**What to produce**
Repeat the material below word for word and leave out all pictures.

>> Begin Data supplied

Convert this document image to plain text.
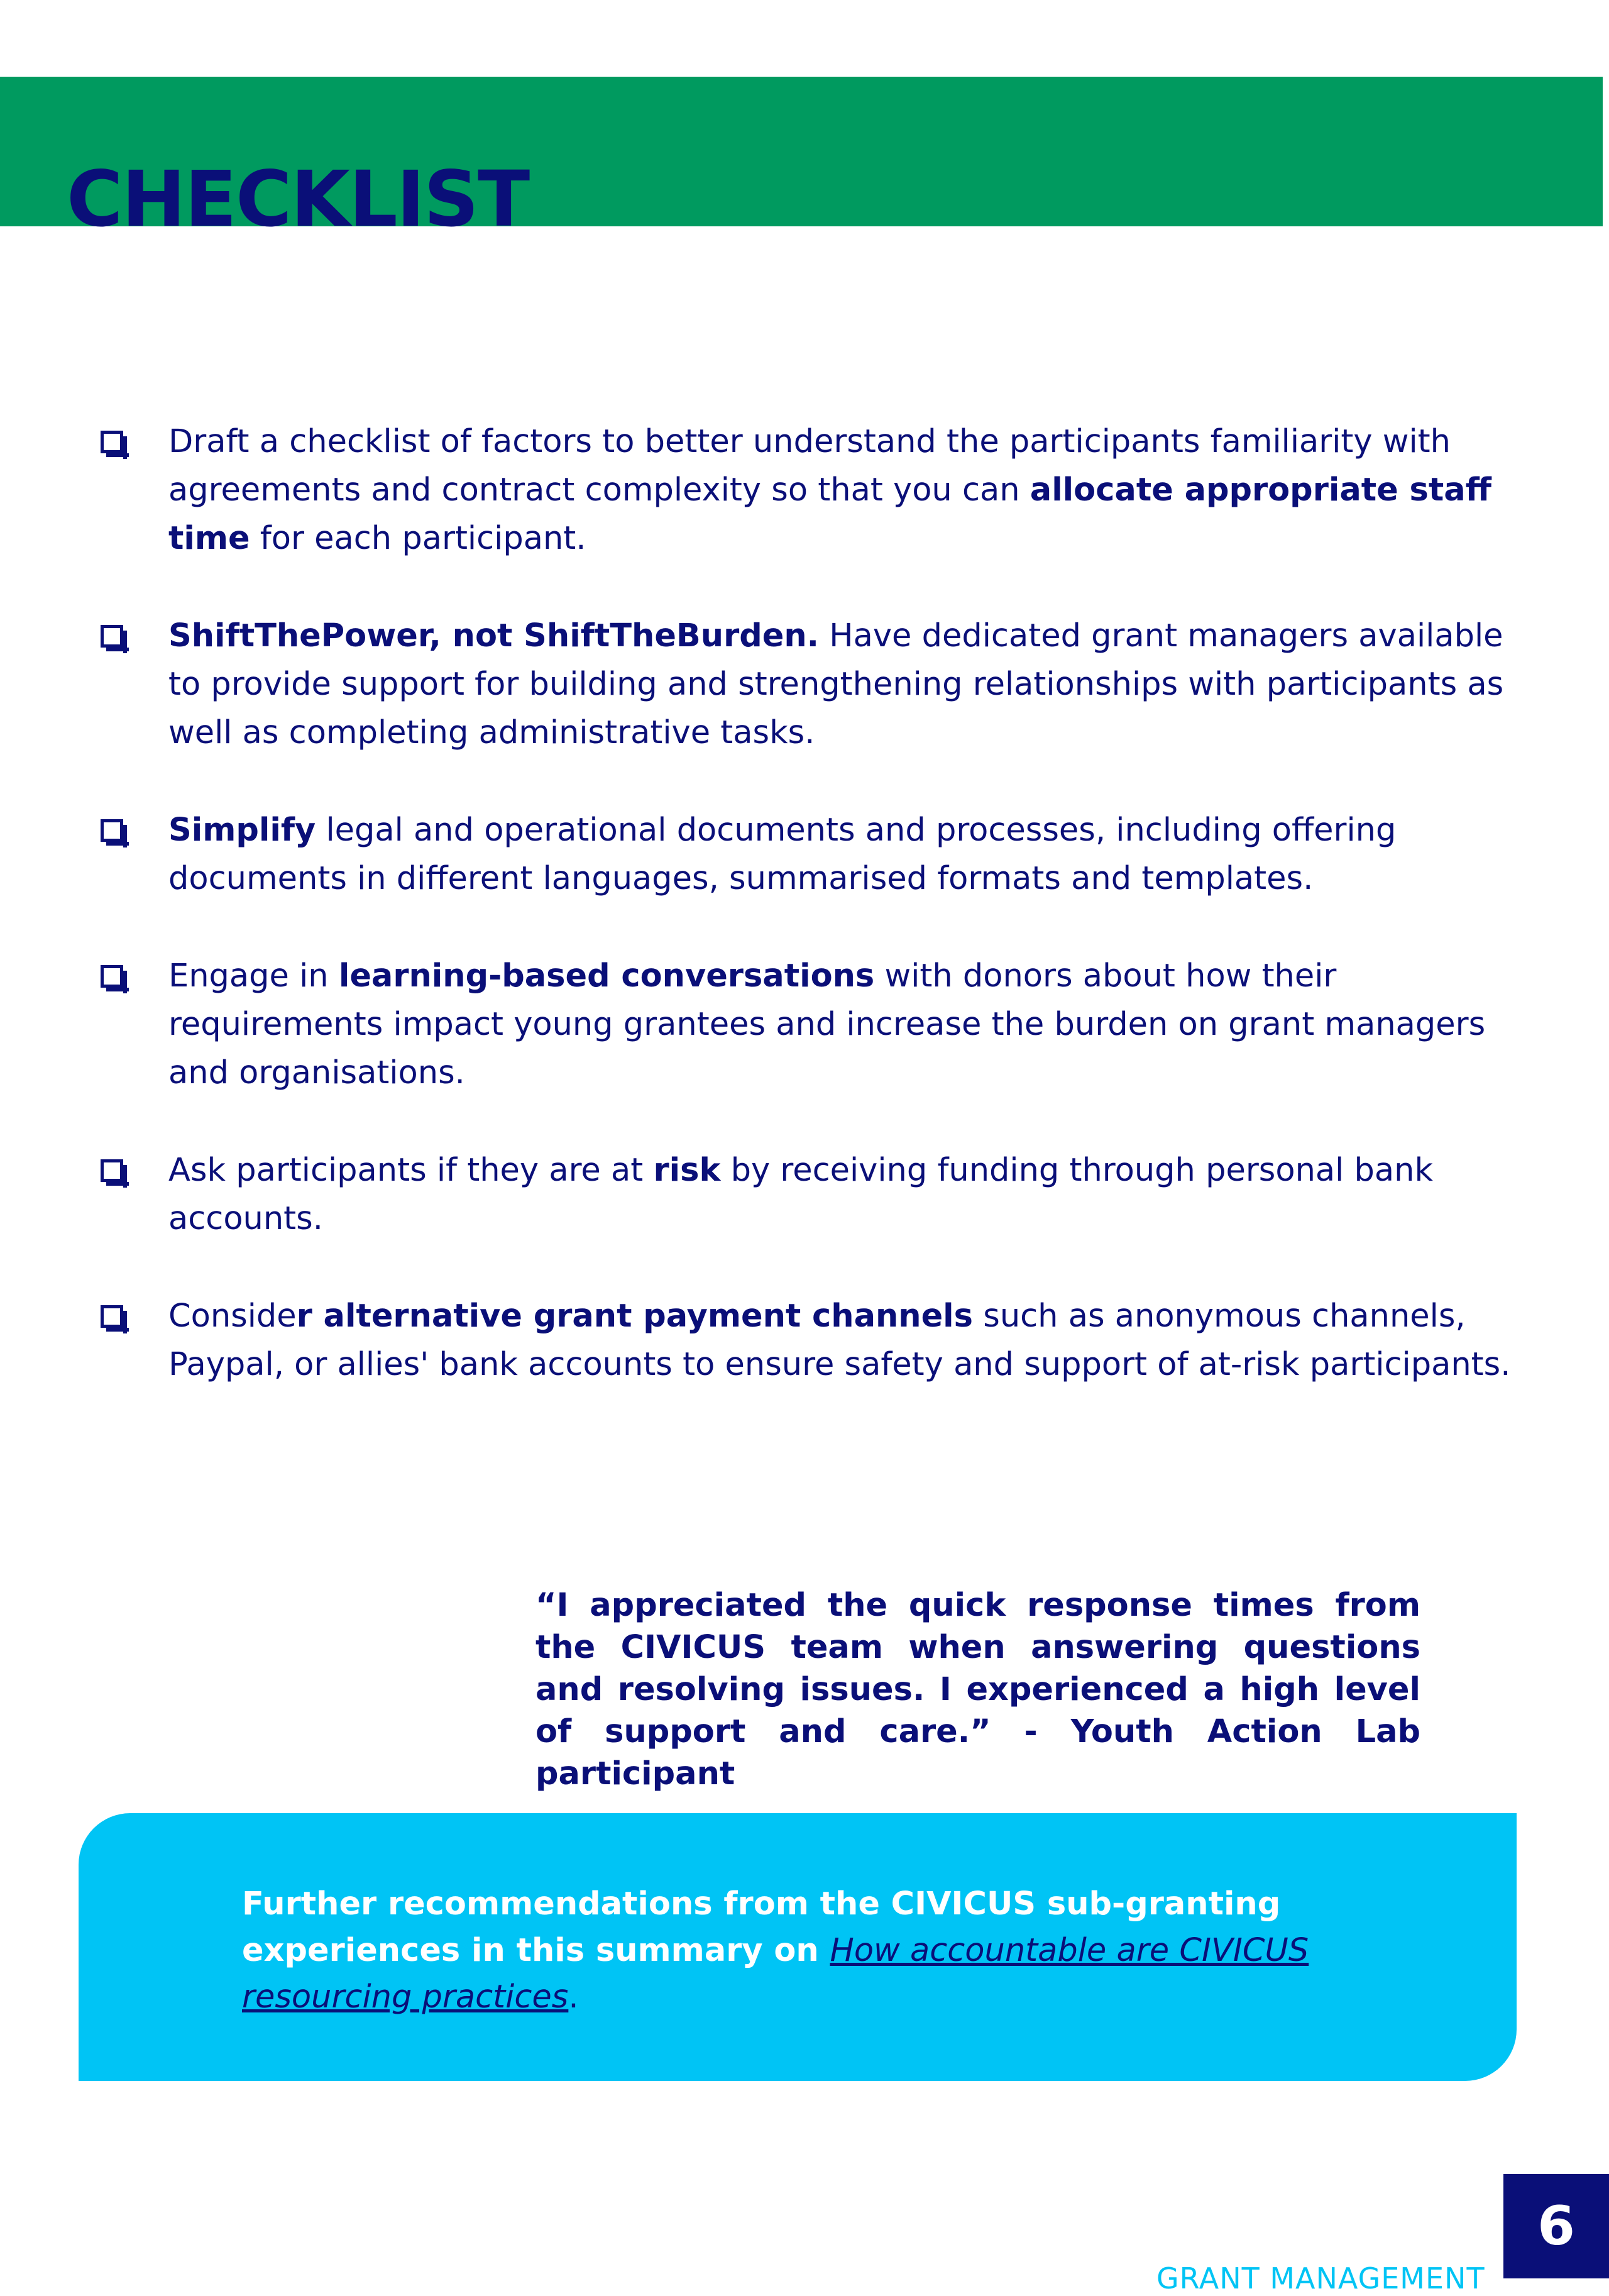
CHECKLIST
Draft a checklist of factors to better understand the participants familiarity with agreements and contract complexity so that you can allocate appropriate staff time for each participant.
ShiftThePower, not ShiftTheBurden. Have dedicated grant managers available to provide support for building and strengthening relationships with participants as well as completing administrative tasks.
Simplify legal and operational documents and processes, including offering documents in different languages, summarised formats and templates.
Engage in learning-based conversations with donors about how their requirements impact young grantees and increase the burden on grant managers and organisations.
Ask participants if they are at risk by receiving funding through personal bank accounts.
Consider alternative grant payment channels such as anonymous channels, Paypal, or allies' bank accounts to ensure safety and support of at-risk participants.

“I appreciated the quick response times from the CIVICUS team when answering questions and resolving issues. I experienced a high level of support and care.” - Youth Action Lab participant

Further recommendations from the CIVICUS sub-granting experiences in this summary on How accountable are CIVICUS resourcing practices.
6
GRANT MANAGEMENT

>> End Data supplied

**Full response**
Convert this document image to plain text.
CHECKLIST
Draft a checklist of factors to better understand the participants familiarity with agreements and contract complexity so that you can allocate appropriate staff time for each participant.
ShiftThePower, not ShiftTheBurden. Have dedicated grant managers available to provide support for building and strengthening relationships with participants as well as completing administrative tasks.
Simplify legal and operational documents and processes, including offering documents in different languages, summarised formats and templates.
Engage in learning-based conversations with donors about how their requirements impact young grantees and increase the burden on grant managers and organisations.
Ask participants if they are at risk by receiving funding through personal bank accounts.
Consider alternative grant payment channels such as anonymous channels, Paypal, or allies' bank accounts to ensure safety and support of at-risk participants.

“I appreciated the quick response times from the CIVICUS team when answering questions and resolving issues. I experienced a high level of support and care.” - Youth Action Lab participant

Further recommendations from the CIVICUS sub-granting experiences in this summary on How accountable are CIVICUS resourcing practices.
6
GRANT MANAGEMENT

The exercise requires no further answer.